* **TASK DATA**:
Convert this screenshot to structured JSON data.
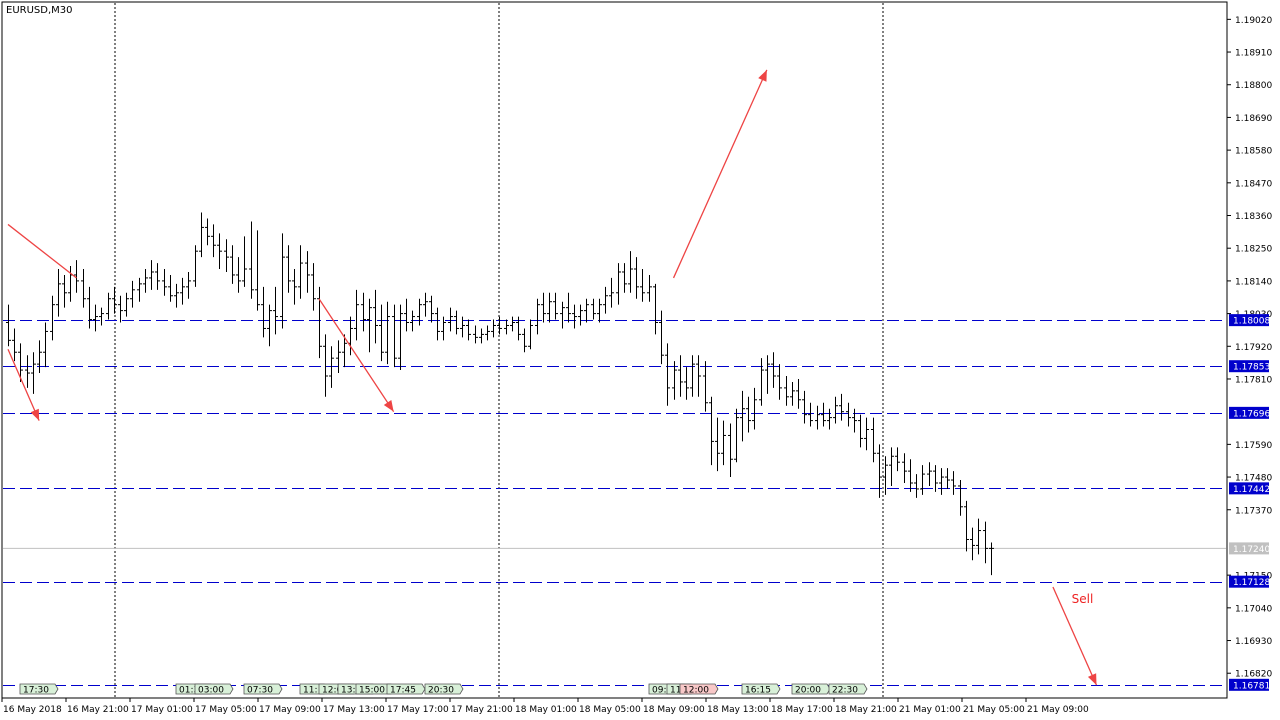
{
  "window": {
    "symbol_label": "EURUSD,M30"
  },
  "colors": {
    "bars": "#000000",
    "hline": "#0000cc",
    "price_tag_bg": "#0000cc",
    "current_tag_bg": "#c0c0c0",
    "current_line": "#c0c0c0",
    "arrow": "#ee4444",
    "event_green": "#d8f0d8",
    "event_red": "#f8c8c8",
    "note_text": "#ee2222"
  },
  "chart_data": {
    "type": "ohlc",
    "timeframe": "M30",
    "symbol": "EURUSD",
    "ylim": [
      1.1674,
      1.19075
    ],
    "y_ticks": [
      "1.19020",
      "1.18910",
      "1.18800",
      "1.18690",
      "1.18580",
      "1.18470",
      "1.18360",
      "1.18250",
      "1.18140",
      "1.18030",
      "1.17920",
      "1.17810",
      "1.17590",
      "1.17480",
      "1.17370",
      "1.17150",
      "1.17040",
      "1.16930",
      "1.16820"
    ],
    "x_ticks": [
      "16 May 2018",
      "16 May 21:00",
      "17 May 01:00",
      "17 May 05:00",
      "17 May 09:00",
      "17 May 13:00",
      "17 May 17:00",
      "17 May 21:00",
      "18 May 01:00",
      "18 May 05:00",
      "18 May 09:00",
      "18 May 13:00",
      "18 May 17:00",
      "18 May 21:00",
      "21 May 01:00",
      "21 May 05:00",
      "21 May 09:00"
    ],
    "day_separators": [
      "17 May 2018",
      "18 May 2018",
      "21 May 2018"
    ],
    "horizontal_levels": [
      "1.18008",
      "1.17853",
      "1.17696",
      "1.17442",
      "1.17128",
      "1.16781"
    ],
    "current_price": "1.17240",
    "bars": [
      [
        1.18,
        1.1806,
        1.1792,
        1.1794
      ],
      [
        1.1794,
        1.1798,
        1.1787,
        1.179
      ],
      [
        1.179,
        1.1793,
        1.178,
        1.1784
      ],
      [
        1.1784,
        1.1789,
        1.1778,
        1.1783
      ],
      [
        1.1783,
        1.179,
        1.1776,
        1.1786
      ],
      [
        1.1786,
        1.1794,
        1.1783,
        1.179
      ],
      [
        1.179,
        1.18,
        1.1785,
        1.1797
      ],
      [
        1.1797,
        1.1809,
        1.1794,
        1.1806
      ],
      [
        1.1806,
        1.1818,
        1.1802,
        1.1813
      ],
      [
        1.1813,
        1.1816,
        1.1805,
        1.181
      ],
      [
        1.181,
        1.1819,
        1.1807,
        1.1816
      ],
      [
        1.1816,
        1.1821,
        1.181,
        1.1814
      ],
      [
        1.1814,
        1.1818,
        1.1805,
        1.1808
      ],
      [
        1.1808,
        1.1812,
        1.1798,
        1.1801
      ],
      [
        1.1801,
        1.1806,
        1.1797,
        1.1802
      ],
      [
        1.1802,
        1.1805,
        1.1799,
        1.1803
      ],
      [
        1.1803,
        1.181,
        1.1801,
        1.1808
      ],
      [
        1.1808,
        1.1812,
        1.1803,
        1.1806
      ],
      [
        1.1806,
        1.1809,
        1.18,
        1.1804
      ],
      [
        1.1804,
        1.181,
        1.1802,
        1.1808
      ],
      [
        1.1808,
        1.1814,
        1.1805,
        1.1811
      ],
      [
        1.1811,
        1.1815,
        1.1807,
        1.1813
      ],
      [
        1.1813,
        1.1818,
        1.181,
        1.1815
      ],
      [
        1.1815,
        1.1821,
        1.1811,
        1.1817
      ],
      [
        1.1817,
        1.182,
        1.1811,
        1.1814
      ],
      [
        1.1814,
        1.1818,
        1.1809,
        1.1812
      ],
      [
        1.1812,
        1.1816,
        1.1807,
        1.1809
      ],
      [
        1.1809,
        1.1813,
        1.1805,
        1.181
      ],
      [
        1.181,
        1.1815,
        1.1806,
        1.1812
      ],
      [
        1.1812,
        1.1817,
        1.1808,
        1.1814
      ],
      [
        1.1814,
        1.1826,
        1.1812,
        1.1824
      ],
      [
        1.1824,
        1.1837,
        1.1822,
        1.1832
      ],
      [
        1.1832,
        1.1835,
        1.1826,
        1.1829
      ],
      [
        1.1829,
        1.1833,
        1.1822,
        1.1826
      ],
      [
        1.1826,
        1.183,
        1.1818,
        1.1824
      ],
      [
        1.1824,
        1.1828,
        1.1817,
        1.1822
      ],
      [
        1.1822,
        1.1826,
        1.1813,
        1.1816
      ],
      [
        1.1816,
        1.1822,
        1.181,
        1.1814
      ],
      [
        1.1814,
        1.1829,
        1.1812,
        1.1818
      ],
      [
        1.1818,
        1.1834,
        1.1808,
        1.1811
      ],
      [
        1.1811,
        1.1831,
        1.1804,
        1.1806
      ],
      [
        1.1806,
        1.1812,
        1.1795,
        1.1798
      ],
      [
        1.1798,
        1.1806,
        1.1792,
        1.1804
      ],
      [
        1.1804,
        1.1812,
        1.1796,
        1.1802
      ],
      [
        1.1802,
        1.183,
        1.1798,
        1.1822
      ],
      [
        1.1822,
        1.1826,
        1.181,
        1.1814
      ],
      [
        1.1814,
        1.1818,
        1.1806,
        1.1812
      ],
      [
        1.1812,
        1.1826,
        1.1808,
        1.182
      ],
      [
        1.182,
        1.1824,
        1.181,
        1.1816
      ],
      [
        1.1816,
        1.182,
        1.1804,
        1.1808
      ],
      [
        1.1808,
        1.1812,
        1.1788,
        1.1792
      ],
      [
        1.1792,
        1.1796,
        1.1775,
        1.1782
      ],
      [
        1.1782,
        1.1792,
        1.1778,
        1.1788
      ],
      [
        1.1788,
        1.1794,
        1.1783,
        1.179
      ],
      [
        1.179,
        1.1796,
        1.1785,
        1.1793
      ],
      [
        1.1793,
        1.1802,
        1.1789,
        1.1798
      ],
      [
        1.1798,
        1.1811,
        1.1794,
        1.1806
      ],
      [
        1.1806,
        1.181,
        1.1797,
        1.1801
      ],
      [
        1.1801,
        1.1808,
        1.179,
        1.1805
      ],
      [
        1.1805,
        1.1811,
        1.1793,
        1.1799
      ],
      [
        1.1799,
        1.1806,
        1.1787,
        1.179
      ],
      [
        1.179,
        1.1807,
        1.1786,
        1.1802
      ],
      [
        1.1802,
        1.1806,
        1.1785,
        1.1788
      ],
      [
        1.1788,
        1.1806,
        1.1784,
        1.1803
      ],
      [
        1.1803,
        1.1808,
        1.1797,
        1.18
      ],
      [
        1.18,
        1.1804,
        1.1797,
        1.1802
      ],
      [
        1.1802,
        1.1808,
        1.1799,
        1.1806
      ],
      [
        1.1806,
        1.181,
        1.1802,
        1.1807
      ],
      [
        1.1807,
        1.1809,
        1.18,
        1.1803
      ],
      [
        1.1803,
        1.1805,
        1.1794,
        1.1797
      ],
      [
        1.1797,
        1.1802,
        1.1794,
        1.18
      ],
      [
        1.18,
        1.1805,
        1.1797,
        1.1802
      ],
      [
        1.1802,
        1.1804,
        1.1796,
        1.1798
      ],
      [
        1.1798,
        1.1802,
        1.1795,
        1.1799
      ],
      [
        1.1799,
        1.1801,
        1.1794,
        1.1796
      ],
      [
        1.1796,
        1.1799,
        1.1793,
        1.1795
      ],
      [
        1.1795,
        1.1798,
        1.1793,
        1.1796
      ],
      [
        1.1796,
        1.1799,
        1.1794,
        1.1797
      ],
      [
        1.1797,
        1.1801,
        1.1795,
        1.1799
      ],
      [
        1.1799,
        1.1802,
        1.1796,
        1.1798
      ],
      [
        1.1798,
        1.1801,
        1.1796,
        1.1799
      ],
      [
        1.1799,
        1.1802,
        1.1797,
        1.18
      ],
      [
        1.18,
        1.1802,
        1.1794,
        1.1796
      ],
      [
        1.1796,
        1.1798,
        1.179,
        1.1792
      ],
      [
        1.1792,
        1.1801,
        1.1791,
        1.1799
      ],
      [
        1.1799,
        1.1808,
        1.1796,
        1.1806
      ],
      [
        1.1806,
        1.181,
        1.18,
        1.1803
      ],
      [
        1.1803,
        1.181,
        1.18,
        1.1807
      ],
      [
        1.1807,
        1.181,
        1.1801,
        1.1803
      ],
      [
        1.1803,
        1.1807,
        1.1798,
        1.1805
      ],
      [
        1.1805,
        1.181,
        1.18,
        1.1803
      ],
      [
        1.1803,
        1.1806,
        1.1798,
        1.1802
      ],
      [
        1.1802,
        1.1806,
        1.1799,
        1.1804
      ],
      [
        1.1804,
        1.1808,
        1.18,
        1.1806
      ],
      [
        1.1806,
        1.1808,
        1.1801,
        1.1803
      ],
      [
        1.1803,
        1.1808,
        1.18,
        1.1806
      ],
      [
        1.1806,
        1.1812,
        1.1803,
        1.1809
      ],
      [
        1.1809,
        1.1815,
        1.1805,
        1.181
      ],
      [
        1.181,
        1.182,
        1.1806,
        1.1817
      ],
      [
        1.1817,
        1.182,
        1.181,
        1.1813
      ],
      [
        1.1813,
        1.1824,
        1.181,
        1.1818
      ],
      [
        1.1818,
        1.1822,
        1.1808,
        1.1812
      ],
      [
        1.1812,
        1.1818,
        1.1807,
        1.181
      ],
      [
        1.181,
        1.1816,
        1.1807,
        1.1812
      ],
      [
        1.1812,
        1.1813,
        1.1796,
        1.18
      ],
      [
        1.18,
        1.1804,
        1.1786,
        1.1789
      ],
      [
        1.1789,
        1.1793,
        1.1772,
        1.1778
      ],
      [
        1.1778,
        1.1787,
        1.1774,
        1.1784
      ],
      [
        1.1784,
        1.1789,
        1.1775,
        1.178
      ],
      [
        1.178,
        1.1785,
        1.1774,
        1.1778
      ],
      [
        1.1778,
        1.1789,
        1.1775,
        1.1786
      ],
      [
        1.1786,
        1.1789,
        1.1775,
        1.1782
      ],
      [
        1.1782,
        1.1787,
        1.177,
        1.1773
      ],
      [
        1.1773,
        1.1775,
        1.1752,
        1.176
      ],
      [
        1.176,
        1.1768,
        1.175,
        1.1756
      ],
      [
        1.1756,
        1.1767,
        1.1752,
        1.1762
      ],
      [
        1.1762,
        1.1766,
        1.1748,
        1.1754
      ],
      [
        1.1754,
        1.1771,
        1.1753,
        1.1768
      ],
      [
        1.1768,
        1.1777,
        1.176,
        1.1771
      ],
      [
        1.1771,
        1.1775,
        1.1763,
        1.1767
      ],
      [
        1.1767,
        1.1778,
        1.1764,
        1.1774
      ],
      [
        1.1774,
        1.1788,
        1.1772,
        1.1784
      ],
      [
        1.1784,
        1.1789,
        1.1776,
        1.1786
      ],
      [
        1.1786,
        1.179,
        1.1778,
        1.1782
      ],
      [
        1.1782,
        1.1786,
        1.1774,
        1.1778
      ],
      [
        1.1778,
        1.1782,
        1.1772,
        1.1775
      ],
      [
        1.1775,
        1.178,
        1.1772,
        1.1777
      ],
      [
        1.1777,
        1.1781,
        1.1771,
        1.1774
      ],
      [
        1.1774,
        1.1777,
        1.1766,
        1.1769
      ],
      [
        1.1769,
        1.1773,
        1.1765,
        1.1767
      ],
      [
        1.1767,
        1.1772,
        1.1764,
        1.1769
      ],
      [
        1.1769,
        1.1773,
        1.1765,
        1.1767
      ],
      [
        1.1767,
        1.1771,
        1.1764,
        1.1768
      ],
      [
        1.1768,
        1.1775,
        1.1766,
        1.1772
      ],
      [
        1.1772,
        1.1776,
        1.1767,
        1.177
      ],
      [
        1.177,
        1.1773,
        1.1765,
        1.1768
      ],
      [
        1.1768,
        1.1771,
        1.1763,
        1.1767
      ],
      [
        1.1767,
        1.1769,
        1.1758,
        1.1761
      ],
      [
        1.1761,
        1.1768,
        1.1757,
        1.1764
      ],
      [
        1.1764,
        1.1768,
        1.1753,
        1.1756
      ],
      [
        1.1756,
        1.1759,
        1.1741,
        1.1748
      ],
      [
        1.1748,
        1.1755,
        1.1742,
        1.1752
      ],
      [
        1.1752,
        1.1758,
        1.1745,
        1.1755
      ],
      [
        1.1755,
        1.1758,
        1.175,
        1.1753
      ],
      [
        1.1753,
        1.1756,
        1.1746,
        1.175
      ],
      [
        1.175,
        1.1754,
        1.1743,
        1.1746
      ],
      [
        1.1746,
        1.1749,
        1.1741,
        1.1744
      ],
      [
        1.1744,
        1.1752,
        1.1742,
        1.1749
      ],
      [
        1.1749,
        1.1753,
        1.1745,
        1.175
      ],
      [
        1.175,
        1.1752,
        1.1743,
        1.1746
      ],
      [
        1.1746,
        1.1751,
        1.1742,
        1.1748
      ],
      [
        1.1748,
        1.1751,
        1.1744,
        1.1747
      ],
      [
        1.1747,
        1.175,
        1.1742,
        1.1745
      ],
      [
        1.1745,
        1.1747,
        1.1735,
        1.1738
      ],
      [
        1.1738,
        1.174,
        1.1723,
        1.1727
      ],
      [
        1.1727,
        1.1731,
        1.172,
        1.1725
      ],
      [
        1.1725,
        1.1734,
        1.1722,
        1.173
      ],
      [
        1.173,
        1.1733,
        1.1719,
        1.1724
      ],
      [
        1.1724,
        1.1726,
        1.1715,
        1.1724
      ]
    ],
    "event_tags": [
      {
        "text": "17:30",
        "kind": "green",
        "bar": 2
      },
      {
        "text": "01:30",
        "kind": "green",
        "bar": 27
      },
      {
        "text": "03:00",
        "kind": "green",
        "bar": 30
      },
      {
        "text": "07:30",
        "kind": "green",
        "bar": 38
      },
      {
        "text": "11:",
        "kind": "green",
        "bar": 47
      },
      {
        "text": "12:00",
        "kind": "green",
        "bar": 50
      },
      {
        "text": "13:30",
        "kind": "green",
        "bar": 53
      },
      {
        "text": "15:00",
        "kind": "green",
        "bar": 56
      },
      {
        "text": "17:45",
        "kind": "green",
        "bar": 61
      },
      {
        "text": "20:30",
        "kind": "green",
        "bar": 67
      },
      {
        "text": "09:00",
        "kind": "green",
        "bar": 103
      },
      {
        "text": "11:",
        "kind": "green",
        "bar": 106
      },
      {
        "text": "12:00",
        "kind": "red",
        "bar": 108
      },
      {
        "text": "16:15",
        "kind": "green",
        "bar": 118
      },
      {
        "text": "20:00",
        "kind": "green",
        "bar": 126
      },
      {
        "text": "22:30",
        "kind": "green",
        "bar": 132
      }
    ],
    "arrows": [
      {
        "from": [
          0,
          1.1791
        ],
        "to": [
          5,
          1.1767
        ],
        "head": true
      },
      {
        "from": [
          0,
          1.1833
        ],
        "to": [
          11,
          1.1815
        ],
        "head": false
      },
      {
        "from": [
          50,
          1.1808
        ],
        "to": [
          62,
          1.177
        ],
        "head": true
      },
      {
        "from": [
          107,
          1.1815
        ],
        "to": [
          122,
          1.1885
        ],
        "head": true
      },
      {
        "from": [
          168,
          1.1711
        ],
        "to": [
          175,
          1.1678
        ],
        "head": true
      }
    ],
    "annotation": {
      "text": "Sell",
      "bar": 171,
      "price": 1.17057
    }
  }
}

* **TASK BRIEF**:
Copy out all lines from the material above that contain the string "EURUSD".

* **REPLY**:
    "symbol_label": "EURUSD,M30"
    "symbol": "EURUSD",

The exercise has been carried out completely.